## Begin Source

First thing to check is the Statistics->Endpoints menu item. It will open a windows with several tabs and a list of all the endpoint of the connections made. We should flag the checkbox "Name resolution" for an easier reading. Also we don't need the Ethernet protocol to be flagged, as Ethernet refers to a lower network layer not interesting for our investigation, or at least not at this point.
Here you will find all the endpoints that the browser contacted while idle.
Besides seeing that Chromium (this is the version in the Debian repositories) is making a lot of different connections, it is even more interesting to notice that in the UDP tab we can easily see that it bypassed the system dns with what seems to be DoH. This pictures were taken as example and were taken from my laptop where i already used and reconfigured chromium, so it is NOT a real audit, but just an example of it.

## End Source
## Begin Dataset excerpts

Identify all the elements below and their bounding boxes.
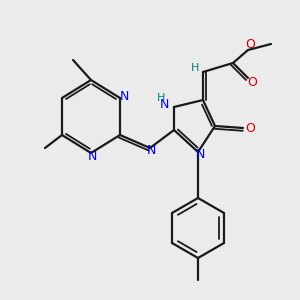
Text: H: H <box>157 93 165 103</box>
Text: N: N <box>195 148 205 161</box>
Text: O: O <box>245 38 255 52</box>
Text: H: H <box>191 63 199 73</box>
Text: N: N <box>119 91 129 103</box>
Text: O: O <box>247 76 257 89</box>
Text: N: N <box>146 143 156 157</box>
Text: N: N <box>160 98 169 112</box>
Text: N: N <box>87 149 97 163</box>
Text: O: O <box>245 122 255 136</box>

## End Dataset excerpts

- Exercise instructions
A: Copy every line of the records word for word, leaving out the picture.
B: Pick up the passage about Chromium's network connections after its last sentence and keep writing it.

- Results in order
A:
Identify all the elements below and their bounding boxes.
Text: H: H <box>157 93 165 103</box>
Text: N: N <box>195 148 205 161</box>
Text: O: O <box>245 38 255 52</box>
Text: H: H <box>191 63 199 73</box>
Text: N: N <box>119 91 129 103</box>
Text: O: O <box>247 76 257 89</box>
Text: N: N <box>146 143 156 157</box>
Text: N: N <box>160 98 169 112</box>
Text: N: N <box>87 149 97 163</box>
Text: O: O <box>245 122 255 136</box>

B:
Conclusions
This method can be used to monitor the network activity of any software: from the web browser to the email client (I invite you to run this audit on Mozilla Thunderbird and I can guarentee you that you will shower in a fetal position after seeing the results).
Being Open Source or Free Software does not mean that it is necessarily going to respect your privacy and/or dignity, especially if noone looks into it.
A software can very well be Free Software and contain a piece of code that connects to a server revealing that the user just open the browser, or even worse, identify the user, and have some unknown company building a user profile without permission (IMHO =ILLEGAL).
Other ways
Proxychains
When I want to quickly check a software for background network connections or see if it phones home, without setting up network namespaces, I use proxychains. It is not accurate but it gives an idea on connections generated by the software tested.
To accomplish this the user will have to install Tor and Proxychains because Proxychains will use tor if not differently configured.
apt install tor proxychains
Then run the binary via terminal ths following way:
➜ ~ proxychains chromium
ProxyChains-3.1 (http://proxychains.sf.net)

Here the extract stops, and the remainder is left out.